### SUPPLIED MATERIAL
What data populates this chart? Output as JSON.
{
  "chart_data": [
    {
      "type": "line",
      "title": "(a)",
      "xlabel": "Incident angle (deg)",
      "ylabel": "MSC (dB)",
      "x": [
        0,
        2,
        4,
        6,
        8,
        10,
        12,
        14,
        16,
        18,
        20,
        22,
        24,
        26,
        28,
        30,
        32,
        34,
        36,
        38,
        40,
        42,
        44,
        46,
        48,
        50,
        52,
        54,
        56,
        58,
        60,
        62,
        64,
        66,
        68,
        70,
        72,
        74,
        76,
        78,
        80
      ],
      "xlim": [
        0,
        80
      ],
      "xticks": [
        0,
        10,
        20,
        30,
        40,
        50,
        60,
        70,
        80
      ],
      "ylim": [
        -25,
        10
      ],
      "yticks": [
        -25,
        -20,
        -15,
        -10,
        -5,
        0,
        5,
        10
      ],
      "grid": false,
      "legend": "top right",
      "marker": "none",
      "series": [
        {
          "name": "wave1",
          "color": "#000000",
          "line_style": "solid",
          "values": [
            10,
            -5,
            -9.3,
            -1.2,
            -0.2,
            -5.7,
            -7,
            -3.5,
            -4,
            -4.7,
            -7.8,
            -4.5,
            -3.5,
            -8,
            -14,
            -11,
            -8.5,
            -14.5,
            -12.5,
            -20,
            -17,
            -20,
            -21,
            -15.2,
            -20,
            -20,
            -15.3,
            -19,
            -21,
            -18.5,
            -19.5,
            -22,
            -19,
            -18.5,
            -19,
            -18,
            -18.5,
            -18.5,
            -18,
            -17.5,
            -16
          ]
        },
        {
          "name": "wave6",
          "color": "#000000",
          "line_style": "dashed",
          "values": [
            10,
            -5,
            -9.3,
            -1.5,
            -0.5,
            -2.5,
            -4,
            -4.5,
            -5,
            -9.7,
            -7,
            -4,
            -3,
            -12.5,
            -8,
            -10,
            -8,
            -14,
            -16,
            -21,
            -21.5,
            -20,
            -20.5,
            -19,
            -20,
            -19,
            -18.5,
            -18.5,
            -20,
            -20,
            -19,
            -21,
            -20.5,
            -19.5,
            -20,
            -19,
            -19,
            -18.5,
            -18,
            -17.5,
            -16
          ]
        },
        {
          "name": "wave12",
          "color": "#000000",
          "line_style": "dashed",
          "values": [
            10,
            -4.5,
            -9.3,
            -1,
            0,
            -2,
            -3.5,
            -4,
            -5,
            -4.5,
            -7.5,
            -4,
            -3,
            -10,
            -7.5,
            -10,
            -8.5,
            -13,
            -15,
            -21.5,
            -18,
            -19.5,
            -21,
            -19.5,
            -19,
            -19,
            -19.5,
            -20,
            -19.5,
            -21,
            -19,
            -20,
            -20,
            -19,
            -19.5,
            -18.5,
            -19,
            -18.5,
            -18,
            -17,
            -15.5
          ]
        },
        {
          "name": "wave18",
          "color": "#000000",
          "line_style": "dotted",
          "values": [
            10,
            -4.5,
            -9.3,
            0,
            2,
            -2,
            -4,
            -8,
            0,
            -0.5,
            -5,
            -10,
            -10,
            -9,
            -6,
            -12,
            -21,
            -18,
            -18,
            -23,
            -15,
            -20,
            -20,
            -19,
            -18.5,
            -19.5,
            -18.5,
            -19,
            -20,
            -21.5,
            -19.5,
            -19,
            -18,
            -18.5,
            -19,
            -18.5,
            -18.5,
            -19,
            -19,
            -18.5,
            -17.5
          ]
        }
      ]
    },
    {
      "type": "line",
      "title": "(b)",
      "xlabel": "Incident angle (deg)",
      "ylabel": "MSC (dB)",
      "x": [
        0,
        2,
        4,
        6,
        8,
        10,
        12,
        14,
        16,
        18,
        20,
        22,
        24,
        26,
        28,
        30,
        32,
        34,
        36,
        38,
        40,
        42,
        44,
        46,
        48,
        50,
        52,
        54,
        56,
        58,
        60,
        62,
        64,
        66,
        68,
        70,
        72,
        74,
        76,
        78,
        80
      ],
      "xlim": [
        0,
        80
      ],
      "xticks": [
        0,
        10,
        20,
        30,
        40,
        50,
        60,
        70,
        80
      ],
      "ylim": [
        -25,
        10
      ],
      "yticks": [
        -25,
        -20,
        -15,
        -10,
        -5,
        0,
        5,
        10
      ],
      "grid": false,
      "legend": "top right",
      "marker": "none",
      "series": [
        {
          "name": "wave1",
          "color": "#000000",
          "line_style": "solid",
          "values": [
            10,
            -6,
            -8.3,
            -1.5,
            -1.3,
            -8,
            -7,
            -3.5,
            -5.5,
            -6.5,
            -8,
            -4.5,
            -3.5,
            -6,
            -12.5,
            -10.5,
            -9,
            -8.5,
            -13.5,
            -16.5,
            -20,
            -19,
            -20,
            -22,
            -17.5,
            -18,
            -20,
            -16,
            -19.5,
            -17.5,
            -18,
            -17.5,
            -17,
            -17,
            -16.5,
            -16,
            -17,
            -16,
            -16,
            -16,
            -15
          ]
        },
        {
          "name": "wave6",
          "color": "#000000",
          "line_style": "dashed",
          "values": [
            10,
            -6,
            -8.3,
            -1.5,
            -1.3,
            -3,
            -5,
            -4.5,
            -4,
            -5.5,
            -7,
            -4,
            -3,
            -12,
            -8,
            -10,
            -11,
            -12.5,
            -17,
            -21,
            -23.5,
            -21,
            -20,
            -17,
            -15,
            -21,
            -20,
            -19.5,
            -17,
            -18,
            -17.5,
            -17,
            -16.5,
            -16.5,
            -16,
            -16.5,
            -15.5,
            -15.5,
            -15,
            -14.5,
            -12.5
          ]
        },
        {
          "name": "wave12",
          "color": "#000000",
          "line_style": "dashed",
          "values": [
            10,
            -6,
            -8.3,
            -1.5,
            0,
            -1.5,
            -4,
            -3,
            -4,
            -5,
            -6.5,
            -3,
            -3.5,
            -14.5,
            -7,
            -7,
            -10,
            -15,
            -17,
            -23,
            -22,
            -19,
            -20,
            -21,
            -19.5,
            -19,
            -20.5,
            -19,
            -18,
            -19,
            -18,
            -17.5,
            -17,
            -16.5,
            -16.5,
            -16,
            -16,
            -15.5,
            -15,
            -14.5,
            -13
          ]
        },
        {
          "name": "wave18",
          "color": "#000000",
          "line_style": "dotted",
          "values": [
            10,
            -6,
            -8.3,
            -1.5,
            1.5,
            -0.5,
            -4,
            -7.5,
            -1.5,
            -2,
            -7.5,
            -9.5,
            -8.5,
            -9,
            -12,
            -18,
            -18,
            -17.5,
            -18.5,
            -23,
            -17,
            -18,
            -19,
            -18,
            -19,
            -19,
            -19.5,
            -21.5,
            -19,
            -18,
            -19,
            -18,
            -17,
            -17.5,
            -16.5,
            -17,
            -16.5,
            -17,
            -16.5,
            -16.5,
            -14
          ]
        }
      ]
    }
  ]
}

### WRITTEN INSTRUCTION
Repeat the data above, word for word.

### COMPLETE ANSWER
What data populates this chart? Output as JSON.
{
  "chart_data": [
    {
      "type": "line",
      "title": "(a)",
      "xlabel": "Incident angle (deg)",
      "ylabel": "MSC (dB)",
      "x": [
        0,
        2,
        4,
        6,
        8,
        10,
        12,
        14,
        16,
        18,
        20,
        22,
        24,
        26,
        28,
        30,
        32,
        34,
        36,
        38,
        40,
        42,
        44,
        46,
        48,
        50,
        52,
        54,
        56,
        58,
        60,
        62,
        64,
        66,
        68,
        70,
        72,
        74,
        76,
        78,
        80
      ],
      "xlim": [
        0,
        80
      ],
      "xticks": [
        0,
        10,
        20,
        30,
        40,
        50,
        60,
        70,
        80
      ],
      "ylim": [
        -25,
        10
      ],
      "yticks": [
        -25,
        -20,
        -15,
        -10,
        -5,
        0,
        5,
        10
      ],
      "grid": false,
      "legend": "top right",
      "marker": "none",
      "series": [
        {
          "name": "wave1",
          "color": "#000000",
          "line_style": "solid",
          "values": [
            10,
            -5,
            -9.3,
            -1.2,
            -0.2,
            -5.7,
            -7,
            -3.5,
            -4,
            -4.7,
            -7.8,
            -4.5,
            -3.5,
            -8,
            -14,
            -11,
            -8.5,
            -14.5,
            -12.5,
            -20,
            -17,
            -20,
            -21,
            -15.2,
            -20,
            -20,
            -15.3,
            -19,
            -21,
            -18.5,
            -19.5,
            -22,
            -19,
            -18.5,
            -19,
            -18,
            -18.5,
            -18.5,
            -18,
            -17.5,
            -16
          ]
        },
        {
          "name": "wave6",
          "color": "#000000",
          "line_style": "dashed",
          "values": [
            10,
            -5,
            -9.3,
            -1.5,
            -0.5,
            -2.5,
            -4,
            -4.5,
            -5,
            -9.7,
            -7,
            -4,
            -3,
            -12.5,
            -8,
            -10,
            -8,
            -14,
            -16,
            -21,
            -21.5,
            -20,
            -20.5,
            -19,
            -20,
            -19,
            -18.5,
            -18.5,
            -20,
            -20,
            -19,
            -21,
            -20.5,
            -19.5,
            -20,
            -19,
            -19,
            -18.5,
            -18,
            -17.5,
            -16
          ]
        },
        {
          "name": "wave12",
          "color": "#000000",
          "line_style": "dashed",
          "values": [
            10,
            -4.5,
            -9.3,
            -1,
            0,
            -2,
            -3.5,
            -4,
            -5,
            -4.5,
            -7.5,
            -4,
            -3,
            -10,
            -7.5,
            -10,
            -8.5,
            -13,
            -15,
            -21.5,
            -18,
            -19.5,
            -21,
            -19.5,
            -19,
            -19,
            -19.5,
            -20,
            -19.5,
            -21,
            -19,
            -20,
            -20,
            -19,
            -19.5,
            -18.5,
            -19,
            -18.5,
            -18,
            -17,
            -15.5
          ]
        },
        {
          "name": "wave18",
          "color": "#000000",
          "line_style": "dotted",
          "values": [
            10,
            -4.5,
            -9.3,
            0,
            2,
            -2,
            -4,
            -8,
            0,
            -0.5,
            -5,
            -10,
            -10,
            -9,
            -6,
            -12,
            -21,
            -18,
            -18,
            -23,
            -15,
            -20,
            -20,
            -19,
            -18.5,
            -19.5,
            -18.5,
            -19,
            -20,
            -21.5,
            -19.5,
            -19,
            -18,
            -18.5,
            -19,
            -18.5,
            -18.5,
            -19,
            -19,
            -18.5,
            -17.5
          ]
        }
      ]
    },
    {
      "type": "line",
      "title": "(b)",
      "xlabel": "Incident angle (deg)",
      "ylabel": "MSC (dB)",
      "x": [
        0,
        2,
        4,
        6,
        8,
        10,
        12,
        14,
        16,
        18,
        20,
        22,
        24,
        26,
        28,
        30,
        32,
        34,
        36,
        38,
        40,
        42,
        44,
        46,
        48,
        50,
        52,
        54,
        56,
        58,
        60,
        62,
        64,
        66,
        68,
        70,
        72,
        74,
        76,
        78,
        80
      ],
      "xlim": [
        0,
        80
      ],
      "xticks": [
        0,
        10,
        20,
        30,
        40,
        50,
        60,
        70,
        80
      ],
      "ylim": [
        -25,
        10
      ],
      "yticks": [
        -25,
        -20,
        -15,
        -10,
        -5,
        0,
        5,
        10
      ],
      "grid": false,
      "legend": "top right",
      "marker": "none",
      "series": [
        {
          "name": "wave1",
          "color": "#000000",
          "line_style": "solid",
          "values": [
            10,
            -6,
            -8.3,
            -1.5,
            -1.3,
            -8,
            -7,
            -3.5,
            -5.5,
            -6.5,
            -8,
            -4.5,
            -3.5,
            -6,
            -12.5,
            -10.5,
            -9,
            -8.5,
            -13.5,
            -16.5,
            -20,
            -19,
            -20,
            -22,
            -17.5,
            -18,
            -20,
            -16,
            -19.5,
            -17.5,
            -18,
            -17.5,
            -17,
            -17,
            -16.5,
            -16,
            -17,
            -16,
            -16,
            -16,
            -15
          ]
        },
        {
          "name": "wave6",
          "color": "#000000",
          "line_style": "dashed",
          "values": [
            10,
            -6,
            -8.3,
            -1.5,
            -1.3,
            -3,
            -5,
            -4.5,
            -4,
            -5.5,
            -7,
            -4,
            -3,
            -12,
            -8,
            -10,
            -11,
            -12.5,
            -17,
            -21,
            -23.5,
            -21,
            -20,
            -17,
            -15,
            -21,
            -20,
            -19.5,
            -17,
            -18,
            -17.5,
            -17,
            -16.5,
            -16.5,
            -16,
            -16.5,
            -15.5,
            -15.5,
            -15,
            -14.5,
            -12.5
          ]
        },
        {
          "name": "wave12",
          "color": "#000000",
          "line_style": "dashed",
          "values": [
            10,
            -6,
            -8.3,
            -1.5,
            0,
            -1.5,
            -4,
            -3,
            -4,
            -5,
            -6.5,
            -3,
            -3.5,
            -14.5,
            -7,
            -7,
            -10,
            -15,
            -17,
            -23,
            -22,
            -19,
            -20,
            -21,
            -19.5,
            -19,
            -20.5,
            -19,
            -18,
            -19,
            -18,
            -17.5,
            -17,
            -16.5,
            -16.5,
            -16,
            -16,
            -15.5,
            -15,
            -14.5,
            -13
          ]
        },
        {
          "name": "wave18",
          "color": "#000000",
          "line_style": "dotted",
          "values": [
            10,
            -6,
            -8.3,
            -1.5,
            1.5,
            -0.5,
            -4,
            -7.5,
            -1.5,
            -2,
            -7.5,
            -9.5,
            -8.5,
            -9,
            -12,
            -18,
            -18,
            -17.5,
            -18.5,
            -23,
            -17,
            -18,
            -19,
            -18,
            -19,
            -19,
            -19.5,
            -21.5,
            -19,
            -18,
            -19,
            -18,
            -17,
            -17.5,
            -16.5,
            -17,
            -16.5,
            -17,
            -16.5,
            -16.5,
            -14
          ]
        }
      ]
    }
  ]
}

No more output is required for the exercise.